**** Records shown ****
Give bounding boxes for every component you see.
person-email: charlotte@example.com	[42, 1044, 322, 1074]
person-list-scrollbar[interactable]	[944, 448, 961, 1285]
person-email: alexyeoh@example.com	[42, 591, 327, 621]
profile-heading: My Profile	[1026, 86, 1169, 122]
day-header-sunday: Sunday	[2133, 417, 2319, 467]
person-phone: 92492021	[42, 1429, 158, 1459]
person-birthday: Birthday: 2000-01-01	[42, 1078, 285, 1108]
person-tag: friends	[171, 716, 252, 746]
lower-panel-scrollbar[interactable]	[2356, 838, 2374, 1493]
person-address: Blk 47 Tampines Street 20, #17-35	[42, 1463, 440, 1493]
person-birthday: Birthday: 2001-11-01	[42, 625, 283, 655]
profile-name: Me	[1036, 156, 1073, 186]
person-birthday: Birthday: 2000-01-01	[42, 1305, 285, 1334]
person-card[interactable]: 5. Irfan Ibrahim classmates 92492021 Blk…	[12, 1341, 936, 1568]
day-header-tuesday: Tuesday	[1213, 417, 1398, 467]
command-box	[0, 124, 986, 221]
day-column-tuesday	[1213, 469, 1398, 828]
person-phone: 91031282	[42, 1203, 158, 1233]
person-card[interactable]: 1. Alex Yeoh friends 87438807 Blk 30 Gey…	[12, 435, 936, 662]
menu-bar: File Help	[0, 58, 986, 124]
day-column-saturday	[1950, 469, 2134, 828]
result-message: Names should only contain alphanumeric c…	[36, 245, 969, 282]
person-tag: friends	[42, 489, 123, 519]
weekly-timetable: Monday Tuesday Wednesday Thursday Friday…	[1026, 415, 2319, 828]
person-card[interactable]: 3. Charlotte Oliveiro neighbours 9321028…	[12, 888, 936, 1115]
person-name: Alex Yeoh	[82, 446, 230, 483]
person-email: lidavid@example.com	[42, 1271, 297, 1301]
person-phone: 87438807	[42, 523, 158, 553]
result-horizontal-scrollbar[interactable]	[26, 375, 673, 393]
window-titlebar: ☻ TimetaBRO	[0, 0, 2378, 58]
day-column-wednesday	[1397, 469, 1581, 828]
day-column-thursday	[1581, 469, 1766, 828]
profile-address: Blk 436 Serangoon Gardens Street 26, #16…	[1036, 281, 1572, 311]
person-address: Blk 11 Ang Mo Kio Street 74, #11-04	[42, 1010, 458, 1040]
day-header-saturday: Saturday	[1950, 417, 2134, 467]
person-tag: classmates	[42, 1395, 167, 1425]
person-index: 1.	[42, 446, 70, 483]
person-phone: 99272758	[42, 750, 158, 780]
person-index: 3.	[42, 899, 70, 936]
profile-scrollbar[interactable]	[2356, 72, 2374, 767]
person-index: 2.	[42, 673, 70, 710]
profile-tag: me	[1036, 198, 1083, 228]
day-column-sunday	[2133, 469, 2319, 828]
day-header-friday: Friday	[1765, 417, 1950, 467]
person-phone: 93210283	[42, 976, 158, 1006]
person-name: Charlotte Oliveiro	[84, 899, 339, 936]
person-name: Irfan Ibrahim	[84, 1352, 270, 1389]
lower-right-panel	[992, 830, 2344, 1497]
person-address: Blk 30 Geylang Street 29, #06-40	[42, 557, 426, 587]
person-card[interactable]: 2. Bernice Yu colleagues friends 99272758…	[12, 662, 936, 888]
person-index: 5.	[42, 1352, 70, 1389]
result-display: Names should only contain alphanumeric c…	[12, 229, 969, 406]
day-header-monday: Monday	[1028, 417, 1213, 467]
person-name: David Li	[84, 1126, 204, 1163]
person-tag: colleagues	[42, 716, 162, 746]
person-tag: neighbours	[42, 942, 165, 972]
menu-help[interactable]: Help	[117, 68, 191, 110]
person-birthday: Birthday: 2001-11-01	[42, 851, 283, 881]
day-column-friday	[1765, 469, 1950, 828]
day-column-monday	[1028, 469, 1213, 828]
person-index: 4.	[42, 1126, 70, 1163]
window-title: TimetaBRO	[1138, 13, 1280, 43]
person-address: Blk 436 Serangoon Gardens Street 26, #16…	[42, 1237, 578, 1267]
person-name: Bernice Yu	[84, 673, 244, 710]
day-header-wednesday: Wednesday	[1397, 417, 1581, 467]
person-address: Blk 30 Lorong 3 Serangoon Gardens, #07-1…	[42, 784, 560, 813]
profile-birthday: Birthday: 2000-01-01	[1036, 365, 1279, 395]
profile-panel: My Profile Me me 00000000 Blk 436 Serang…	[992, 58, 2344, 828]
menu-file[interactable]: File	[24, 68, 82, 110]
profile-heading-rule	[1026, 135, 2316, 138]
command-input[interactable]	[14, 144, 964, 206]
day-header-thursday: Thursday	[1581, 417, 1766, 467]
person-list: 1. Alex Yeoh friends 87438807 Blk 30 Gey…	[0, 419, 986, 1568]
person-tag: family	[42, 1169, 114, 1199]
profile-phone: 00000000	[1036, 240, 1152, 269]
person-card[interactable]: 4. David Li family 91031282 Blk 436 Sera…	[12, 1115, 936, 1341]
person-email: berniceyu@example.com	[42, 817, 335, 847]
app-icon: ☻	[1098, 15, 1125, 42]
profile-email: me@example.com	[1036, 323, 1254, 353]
****
Request
Copy out all of the lines above, swapping every "person-tag" for "contact-tag" and leaving everything else unchanged.

Solved problem
Give bounding boxes for every component you see.
person-email: charlotte@example.com	[42, 1044, 322, 1074]
person-list-scrollbar[interactable]	[944, 448, 961, 1285]
person-email: alexyeoh@example.com	[42, 591, 327, 621]
profile-heading: My Profile	[1026, 86, 1169, 122]
day-header-sunday: Sunday	[2133, 417, 2319, 467]
person-phone: 92492021	[42, 1429, 158, 1459]
person-birthday: Birthday: 2000-01-01	[42, 1078, 285, 1108]
contact-tag: friends	[171, 716, 252, 746]
lower-panel-scrollbar[interactable]	[2356, 838, 2374, 1493]
person-address: Blk 47 Tampines Street 20, #17-35	[42, 1463, 440, 1493]
person-birthday: Birthday: 2001-11-01	[42, 625, 283, 655]
profile-name: Me	[1036, 156, 1073, 186]
person-birthday: Birthday: 2000-01-01	[42, 1305, 285, 1334]
person-card[interactable]: 5. Irfan Ibrahim classmates 92492021 Blk…	[12, 1341, 936, 1568]
day-header-tuesday: Tuesday	[1213, 417, 1398, 467]
command-box	[0, 124, 986, 221]
day-column-tuesday	[1213, 469, 1398, 828]
person-phone: 91031282	[42, 1203, 158, 1233]
person-card[interactable]: 1. Alex Yeoh friends 87438807 Blk 30 Gey…	[12, 435, 936, 662]
menu-bar: File Help	[0, 58, 986, 124]
day-column-saturday	[1950, 469, 2134, 828]
result-message: Names should only contain alphanumeric c…	[36, 245, 969, 282]
contact-tag: friends	[42, 489, 123, 519]
weekly-timetable: Monday Tuesday Wednesday Thursday Friday…	[1026, 415, 2319, 828]
person-card[interactable]: 3. Charlotte Oliveiro neighbours 9321028…	[12, 888, 936, 1115]
person-name: Alex Yeoh	[82, 446, 230, 483]
person-email: lidavid@example.com	[42, 1271, 297, 1301]
person-phone: 87438807	[42, 523, 158, 553]
result-horizontal-scrollbar[interactable]	[26, 375, 673, 393]
window-titlebar: ☻ TimetaBRO	[0, 0, 2378, 58]
day-column-wednesday	[1397, 469, 1581, 828]
day-column-thursday	[1581, 469, 1766, 828]
profile-address: Blk 436 Serangoon Gardens Street 26, #16…	[1036, 281, 1572, 311]
person-address: Blk 11 Ang Mo Kio Street 74, #11-04	[42, 1010, 458, 1040]
day-header-saturday: Saturday	[1950, 417, 2134, 467]
contact-tag: classmates	[42, 1395, 167, 1425]
person-index: 1.	[42, 446, 70, 483]
person-phone: 99272758	[42, 750, 158, 780]
person-index: 3.	[42, 899, 70, 936]
profile-scrollbar[interactable]	[2356, 72, 2374, 767]
person-index: 2.	[42, 673, 70, 710]
profile-tag: me	[1036, 198, 1083, 228]
day-column-sunday	[2133, 469, 2319, 828]
day-header-friday: Friday	[1765, 417, 1950, 467]
person-phone: 93210283	[42, 976, 158, 1006]
person-name: Charlotte Oliveiro	[84, 899, 339, 936]
person-name: Irfan Ibrahim	[84, 1352, 270, 1389]
lower-right-panel	[992, 830, 2344, 1497]
person-address: Blk 30 Geylang Street 29, #06-40	[42, 557, 426, 587]
person-card[interactable]: 2. Bernice Yu colleagues friends 99272758…	[12, 662, 936, 888]
person-index: 5.	[42, 1352, 70, 1389]
result-display: Names should only contain alphanumeric c…	[12, 229, 969, 406]
day-header-monday: Monday	[1028, 417, 1213, 467]
person-name: David Li	[84, 1126, 204, 1163]
contact-tag: colleagues	[42, 716, 162, 746]
contact-tag: neighbours	[42, 942, 165, 972]
menu-help[interactable]: Help	[117, 68, 191, 110]
person-birthday: Birthday: 2001-11-01	[42, 851, 283, 881]
day-column-friday	[1765, 469, 1950, 828]
day-column-monday	[1028, 469, 1213, 828]
person-index: 4.	[42, 1126, 70, 1163]
window-title: TimetaBRO	[1138, 13, 1280, 43]
person-address: Blk 436 Serangoon Gardens Street 26, #16…	[42, 1237, 578, 1267]
person-name: Bernice Yu	[84, 673, 244, 710]
day-header-wednesday: Wednesday	[1397, 417, 1581, 467]
person-address: Blk 30 Lorong 3 Serangoon Gardens, #07-1…	[42, 784, 560, 813]
profile-birthday: Birthday: 2000-01-01	[1036, 365, 1279, 395]
profile-panel: My Profile Me me 00000000 Blk 436 Serang…	[992, 58, 2344, 828]
menu-file[interactable]: File	[24, 68, 82, 110]
profile-heading-rule	[1026, 135, 2316, 138]
command-input[interactable]	[14, 144, 964, 206]
day-header-thursday: Thursday	[1581, 417, 1766, 467]
person-list: 1. Alex Yeoh friends 87438807 Blk 30 Gey…	[0, 419, 986, 1568]
contact-tag: family	[42, 1169, 114, 1199]
profile-phone: 00000000	[1036, 240, 1152, 269]
person-card[interactable]: 4. David Li family 91031282 Blk 436 Sera…	[12, 1115, 936, 1341]
person-email: berniceyu@example.com	[42, 817, 335, 847]
app-icon: ☻	[1098, 15, 1125, 42]
profile-email: me@example.com	[1036, 323, 1254, 353]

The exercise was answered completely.